(Written instruction): Collect and copy every line in the records that contains the word "fiber". Case counts.

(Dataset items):
# # # # #
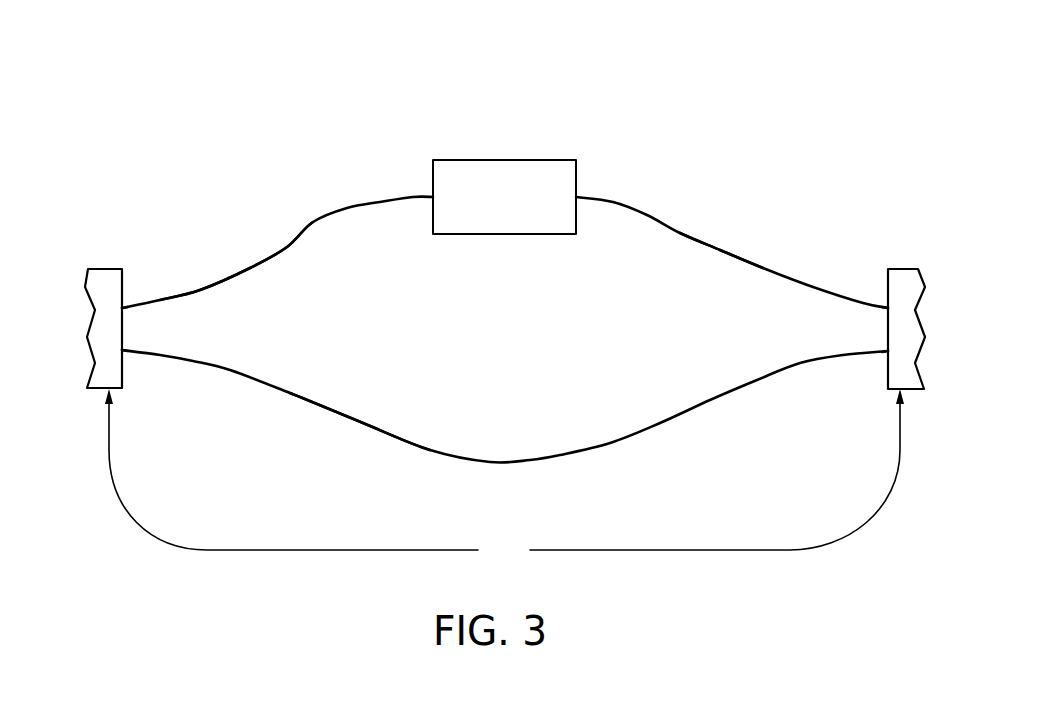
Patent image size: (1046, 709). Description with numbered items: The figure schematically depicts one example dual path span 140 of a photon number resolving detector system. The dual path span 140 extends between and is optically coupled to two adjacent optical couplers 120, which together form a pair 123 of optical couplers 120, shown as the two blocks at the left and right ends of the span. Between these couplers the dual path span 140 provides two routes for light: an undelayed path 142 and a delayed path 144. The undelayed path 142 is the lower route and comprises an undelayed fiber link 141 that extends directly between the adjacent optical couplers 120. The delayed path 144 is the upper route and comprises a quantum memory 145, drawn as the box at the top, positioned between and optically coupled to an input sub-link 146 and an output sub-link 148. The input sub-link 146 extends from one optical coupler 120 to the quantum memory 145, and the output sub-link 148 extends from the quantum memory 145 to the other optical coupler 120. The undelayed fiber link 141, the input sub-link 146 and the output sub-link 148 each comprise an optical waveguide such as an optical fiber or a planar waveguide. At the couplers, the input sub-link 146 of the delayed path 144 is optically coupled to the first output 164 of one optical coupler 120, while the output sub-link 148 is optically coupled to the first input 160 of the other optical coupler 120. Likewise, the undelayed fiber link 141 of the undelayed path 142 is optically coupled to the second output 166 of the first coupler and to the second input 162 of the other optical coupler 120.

The optical coupler 120 is at (106, 269).
The pair of optical couplers 123 is at (504, 478).
The dual path span 140 is at (818, 128).
The undelayed fiber link 141 is at (364, 421).
The undelayed path 142 is at (293, 405).
The delayed path 144 is at (339, 206).
The quantum memory 145 is at (498, 160).
The input sub-link 146 is at (287, 253).
The output sub-link 148 is at (722, 252).
The first input 160 is at (886, 304).
The second input 162 is at (886, 355).
The first output 164 is at (125, 304).
The second output 166 is at (125, 354).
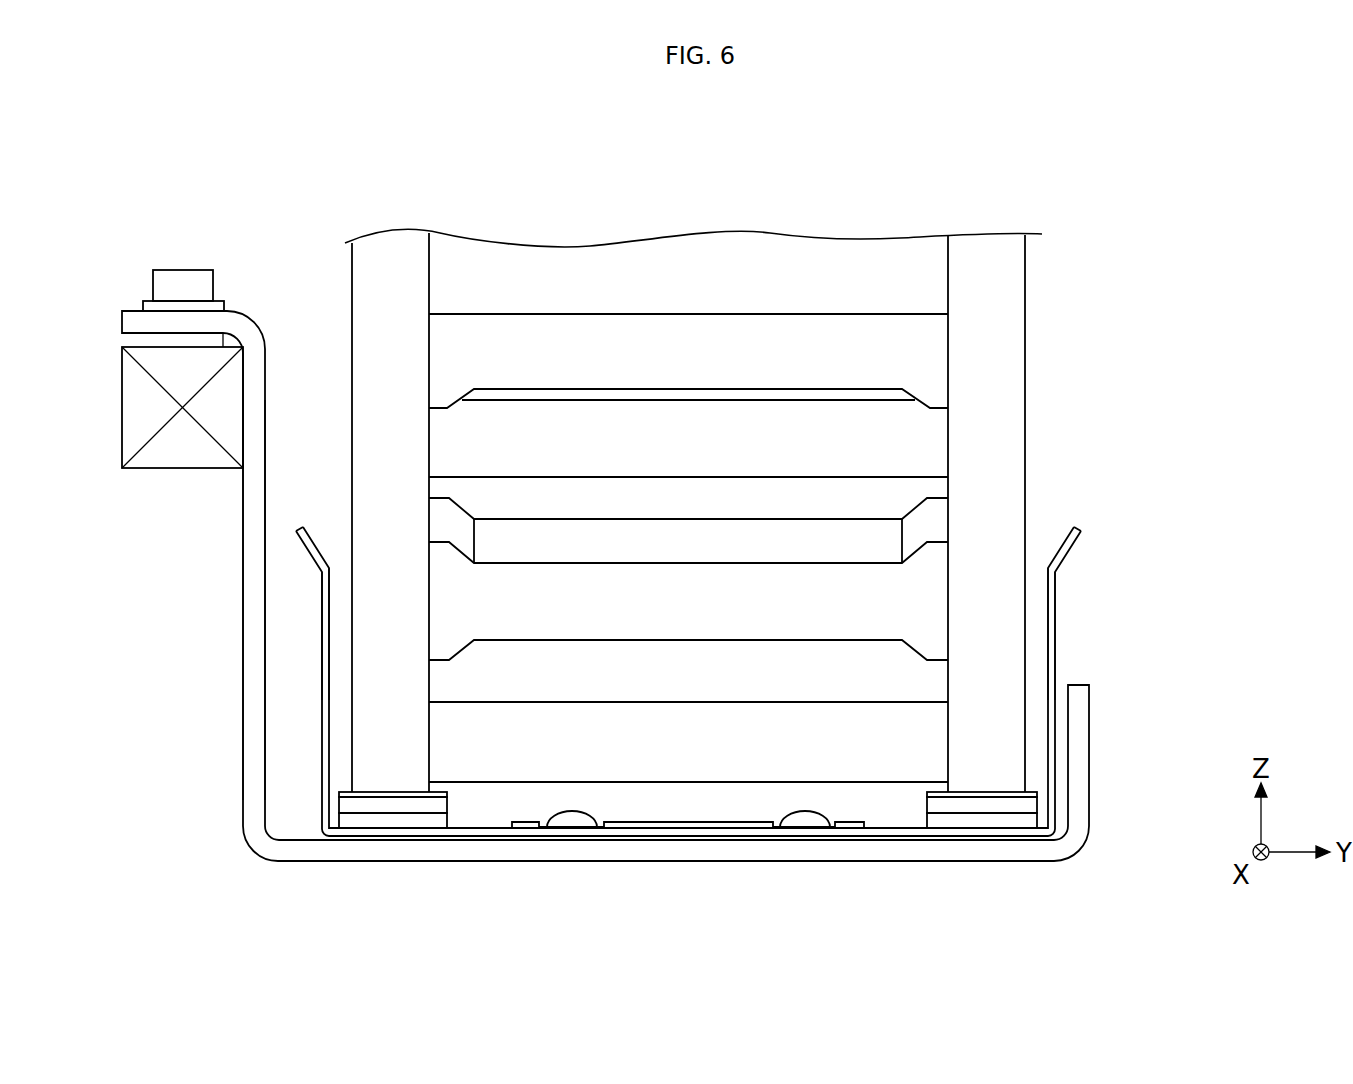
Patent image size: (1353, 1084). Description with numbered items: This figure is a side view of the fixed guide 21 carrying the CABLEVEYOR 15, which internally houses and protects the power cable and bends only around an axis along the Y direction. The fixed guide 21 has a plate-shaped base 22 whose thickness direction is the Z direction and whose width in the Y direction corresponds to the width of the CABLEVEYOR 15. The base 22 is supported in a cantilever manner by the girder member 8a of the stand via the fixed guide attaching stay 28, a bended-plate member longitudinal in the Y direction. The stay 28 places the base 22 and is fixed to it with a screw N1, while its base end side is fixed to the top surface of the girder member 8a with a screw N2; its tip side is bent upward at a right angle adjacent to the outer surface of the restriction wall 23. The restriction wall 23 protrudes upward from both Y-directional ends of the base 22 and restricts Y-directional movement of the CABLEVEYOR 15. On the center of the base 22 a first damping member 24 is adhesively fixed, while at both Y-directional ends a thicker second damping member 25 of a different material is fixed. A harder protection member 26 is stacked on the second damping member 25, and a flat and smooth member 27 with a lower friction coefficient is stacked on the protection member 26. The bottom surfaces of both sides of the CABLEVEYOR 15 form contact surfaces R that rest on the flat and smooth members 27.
# # # # #
(Task solution):
Patent image size: (1046, 709). Description with numbered items: The figure schematically depicts one example dual path span 140 of a photon number resolving detector system. The dual path span 140 extends between and is optically coupled to two adjacent optical couplers 120, which together form a pair 123 of optical couplers 120, shown as the two blocks at the left and right ends of the span. Between these couplers the dual path span 140 provides two routes for light: an undelayed path 142 and a delayed path 144. The undelayed path 142 is the lower route and comprises an undelayed fiber link 141 that extends directly between the adjacent optical couplers 120. The delayed path 144 is the upper route and comprises a quantum memory 145, drawn as the box at the top, positioned between and optically coupled to an input sub-link 146 and an output sub-link 148. The input sub-link 146 extends from one optical coupler 120 to the quantum memory 145, and the output sub-link 148 extends from the quantum memory 145 to the other optical coupler 120. The undelayed fiber link 141, the input sub-link 146 and the output sub-link 148 each comprise an optical waveguide such as an optical fiber or a planar waveguide. At the couplers, the input sub-link 146 of the delayed path 144 is optically coupled to the first output 164 of one optical coupler 120, while the output sub-link 148 is optically coupled to the first input 160 of the other optical coupler 120. Likewise, the undelayed fiber link 141 of the undelayed path 142 is optically coupled to the second output 166 of the first coupler and to the second input 162 of the other optical coupler 120.
The undelayed fiber link 141 is at (364, 421).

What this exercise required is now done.